WHAT IS NEEDED: Do not include the pictures; repeat the rest of the data exactly.

[Begin EXCERPTED DATA]

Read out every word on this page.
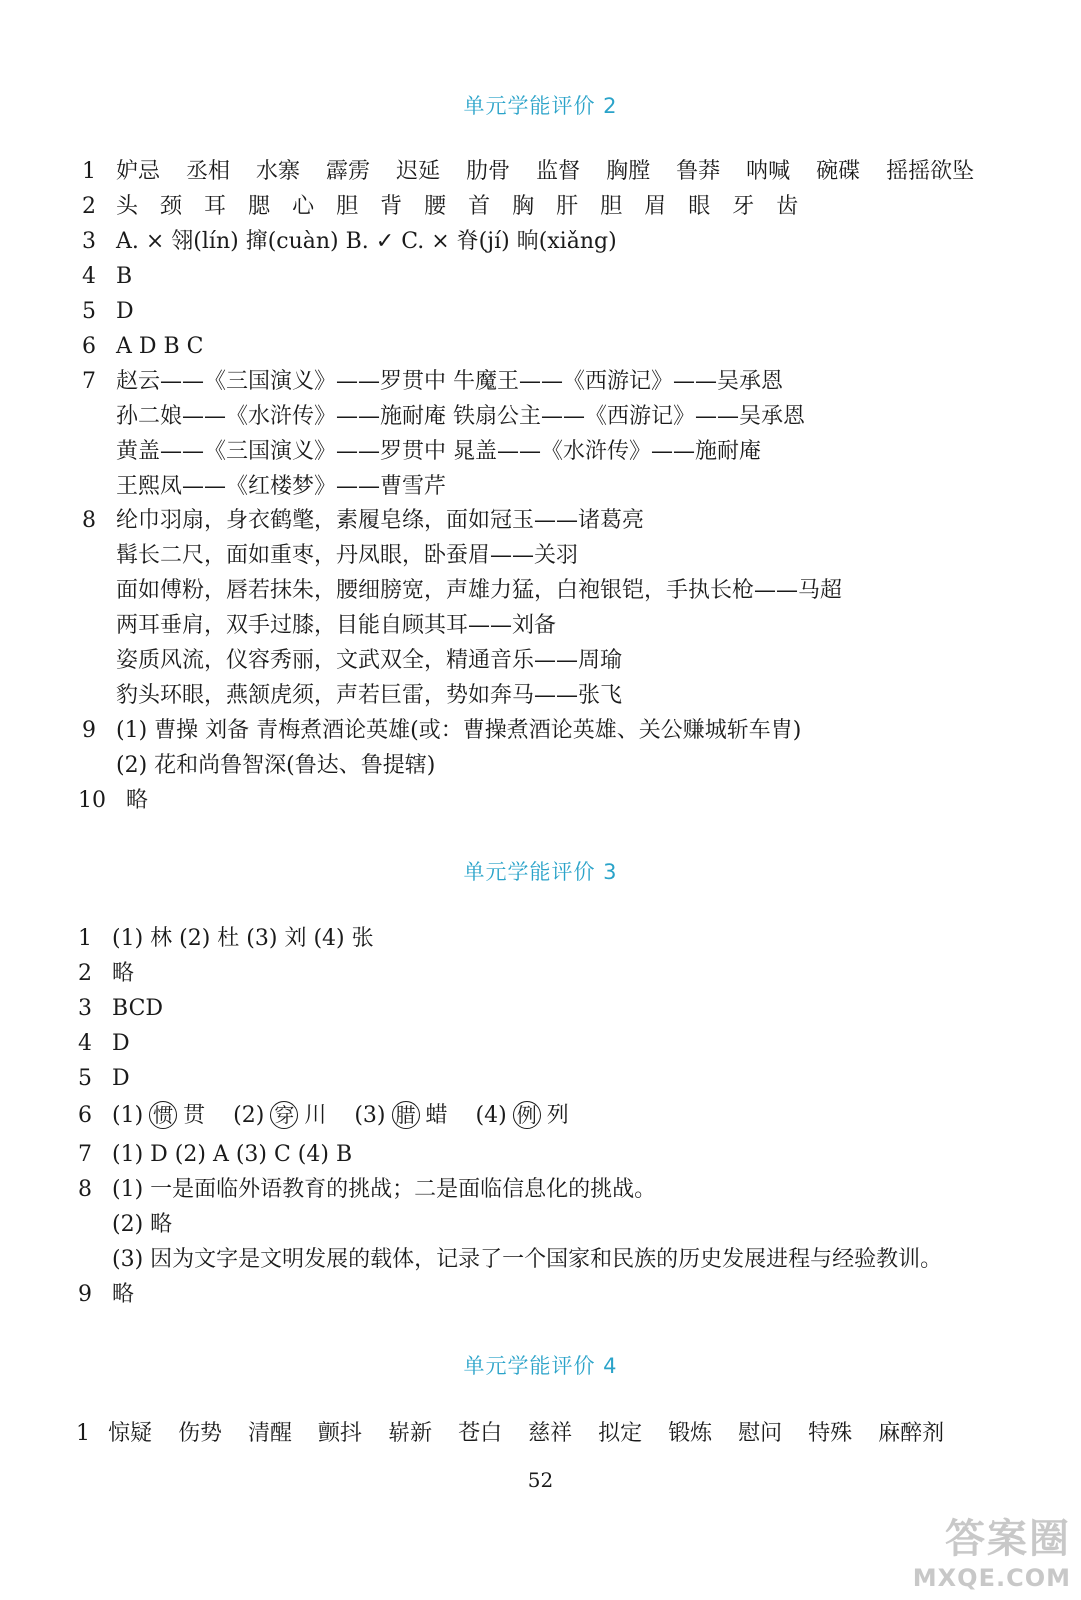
单元学能评价 2
1 妒忌 丞相 水寨 霹雳 迟延 肋骨 监督 胸膛 鲁莽 呐喊 碗碟 摇摇欲坠
2 头 颈 耳 腮 心 胆 背 腰 首 胸 肝 胆 眉 眼 牙 齿
3 A. × 翎(lín) 撺(cuàn) B. ✓ C. × 脊(jí) 晌(xiǎng)
4 B
5 D
6 A D B C
7 赵云——《三国演义》——罗贯中 牛魔王——《西游记》——吴承恩
孙二娘——《水浒传》——施耐庵 铁扇公主——《西游记》——吴承恩
黄盖——《三国演义》——罗贯中 晁盖——《水浒传》——施耐庵
王熙凤——《红楼梦》——曹雪芹
8 纶巾羽扇，身衣鹤氅，素履皂绦，面如冠玉——诸葛亮
髯长二尺，面如重枣，丹凤眼，卧蚕眉——关羽
面如傅粉，唇若抹朱，腰细膀宽，声雄力猛，白袍银铠，手执长枪——马超
两耳垂肩，双手过膝，目能自顾其耳——刘备
姿质风流，仪容秀丽，文武双全，精通音乐——周瑜
豹头环眼，燕颔虎须，声若巨雷，势如奔马——张飞
9 (1) 曹操 刘备 青梅煮酒论英雄(或：曹操煮酒论英雄、关公赚城斩车胄)
(2) 花和尚鲁智深(鲁达、鲁提辖)
10 略
单元学能评价 3
1 (1) 林 (2) 杜 (3) 刘 (4) 张
2 略
3 BCD
4 D
5 D
6 (1) 惯 贯 (2) 穿 川 (3) 腊 蜡 (4) 例 列
7 (1) D (2) A (3) C (4) B
8 (1) 一是面临外语教育的挑战；二是面临信息化的挑战。
(2) 略
(3) 因为文字是文明发展的载体，记录了一个国家和民族的历史发展进程与经验教训。
9 略
单元学能评价 4
1 惊疑 伤势 清醒 颤抖 崭新 苍白 慈祥 拟定 锻炼 慰问 特殊 麻醉剂
52
答案圈
MXQE.COM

[End EXCERPTED DATA]

RESULT OF THE EXERCISE:
Read out every word on this page.
单元学能评价 2
1 妒忌 丞相 水寨 霹雳 迟延 肋骨 监督 胸膛 鲁莽 呐喊 碗碟 摇摇欲坠
2 头 颈 耳 腮 心 胆 背 腰 首 胸 肝 胆 眉 眼 牙 齿
3 A. × 翎(lín) 撺(cuàn) B. ✓ C. × 脊(jí) 晌(xiǎng)
4 B
5 D
6 A D B C
7 赵云——《三国演义》——罗贯中 牛魔王——《西游记》——吴承恩
孙二娘——《水浒传》——施耐庵 铁扇公主——《西游记》——吴承恩
黄盖——《三国演义》——罗贯中 晁盖——《水浒传》——施耐庵
王熙凤——《红楼梦》——曹雪芹
8 纶巾羽扇，身衣鹤氅，素履皂绦，面如冠玉——诸葛亮
髯长二尺，面如重枣，丹凤眼，卧蚕眉——关羽
面如傅粉，唇若抹朱，腰细膀宽，声雄力猛，白袍银铠，手执长枪——马超
两耳垂肩，双手过膝，目能自顾其耳——刘备
姿质风流，仪容秀丽，文武双全，精通音乐——周瑜
豹头环眼，燕颔虎须，声若巨雷，势如奔马——张飞
9 (1) 曹操 刘备 青梅煮酒论英雄(或：曹操煮酒论英雄、关公赚城斩车胄)
(2) 花和尚鲁智深(鲁达、鲁提辖)
10 略
单元学能评价 3
1 (1) 林 (2) 杜 (3) 刘 (4) 张
2 略
3 BCD
4 D
5 D
6 (1) 惯 贯 (2) 穿 川 (3) 腊 蜡 (4) 例 列
7 (1) D (2) A (3) C (4) B
8 (1) 一是面临外语教育的挑战；二是面临信息化的挑战。
(2) 略
(3) 因为文字是文明发展的载体，记录了一个国家和民族的历史发展进程与经验教训。
9 略
单元学能评价 4
1 惊疑 伤势 清醒 颤抖 崭新 苍白 慈祥 拟定 锻炼 慰问 特殊 麻醉剂
52
答案圈
MXQE.COM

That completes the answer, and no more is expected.